TASK TO COMPLETE: Go through the material below and copy each line where the word "يرتد" appears.

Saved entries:
########################################

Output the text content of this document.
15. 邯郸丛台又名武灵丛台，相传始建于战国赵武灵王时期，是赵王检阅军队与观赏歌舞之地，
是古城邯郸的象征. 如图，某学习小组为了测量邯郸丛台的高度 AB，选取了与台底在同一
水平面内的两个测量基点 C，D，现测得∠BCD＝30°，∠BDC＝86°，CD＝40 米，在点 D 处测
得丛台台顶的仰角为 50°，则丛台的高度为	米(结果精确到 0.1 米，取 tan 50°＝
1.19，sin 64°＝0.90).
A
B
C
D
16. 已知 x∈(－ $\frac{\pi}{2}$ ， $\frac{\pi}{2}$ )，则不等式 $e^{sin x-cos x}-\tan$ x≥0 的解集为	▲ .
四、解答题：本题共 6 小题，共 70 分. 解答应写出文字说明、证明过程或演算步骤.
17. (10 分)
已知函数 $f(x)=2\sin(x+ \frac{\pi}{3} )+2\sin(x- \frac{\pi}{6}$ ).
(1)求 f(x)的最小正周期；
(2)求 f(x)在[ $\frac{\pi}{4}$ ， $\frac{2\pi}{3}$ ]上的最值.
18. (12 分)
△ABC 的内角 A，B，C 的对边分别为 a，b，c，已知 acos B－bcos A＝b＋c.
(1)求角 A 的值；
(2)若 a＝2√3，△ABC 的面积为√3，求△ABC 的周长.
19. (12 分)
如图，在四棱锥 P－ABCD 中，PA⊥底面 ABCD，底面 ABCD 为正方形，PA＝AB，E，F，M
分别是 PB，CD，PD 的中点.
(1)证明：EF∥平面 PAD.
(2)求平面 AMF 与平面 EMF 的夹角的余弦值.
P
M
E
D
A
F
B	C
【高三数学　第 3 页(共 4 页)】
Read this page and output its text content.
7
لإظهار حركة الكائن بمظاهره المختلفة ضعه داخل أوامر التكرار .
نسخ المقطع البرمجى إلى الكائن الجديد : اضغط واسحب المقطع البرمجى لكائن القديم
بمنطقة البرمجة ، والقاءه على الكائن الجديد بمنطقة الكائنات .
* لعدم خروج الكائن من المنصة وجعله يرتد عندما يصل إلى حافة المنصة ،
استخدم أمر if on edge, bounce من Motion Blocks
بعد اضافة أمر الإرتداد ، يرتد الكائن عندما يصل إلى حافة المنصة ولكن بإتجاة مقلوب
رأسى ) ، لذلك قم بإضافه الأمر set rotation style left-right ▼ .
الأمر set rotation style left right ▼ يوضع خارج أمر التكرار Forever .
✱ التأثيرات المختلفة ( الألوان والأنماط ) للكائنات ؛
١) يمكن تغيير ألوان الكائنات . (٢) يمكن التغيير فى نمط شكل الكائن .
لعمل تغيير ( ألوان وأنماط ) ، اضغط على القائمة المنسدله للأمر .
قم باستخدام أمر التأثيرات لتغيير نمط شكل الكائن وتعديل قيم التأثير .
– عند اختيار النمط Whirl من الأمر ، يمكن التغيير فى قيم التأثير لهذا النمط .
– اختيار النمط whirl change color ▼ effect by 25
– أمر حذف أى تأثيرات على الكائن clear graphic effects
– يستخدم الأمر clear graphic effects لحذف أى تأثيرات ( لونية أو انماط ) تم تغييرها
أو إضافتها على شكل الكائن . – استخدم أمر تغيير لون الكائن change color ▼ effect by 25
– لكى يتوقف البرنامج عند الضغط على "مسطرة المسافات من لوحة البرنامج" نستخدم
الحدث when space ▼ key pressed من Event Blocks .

########################################

RESULT FOR THIS TASK:
* لعدم خروج الكائن من المنصة وجعله يرتد عندما يصل إلى حافة المنصة ،
بعد اضافة أمر الإرتداد ، يرتد الكائن عندما يصل إلى حافة المنصة ولكن بإتجاة مقلوب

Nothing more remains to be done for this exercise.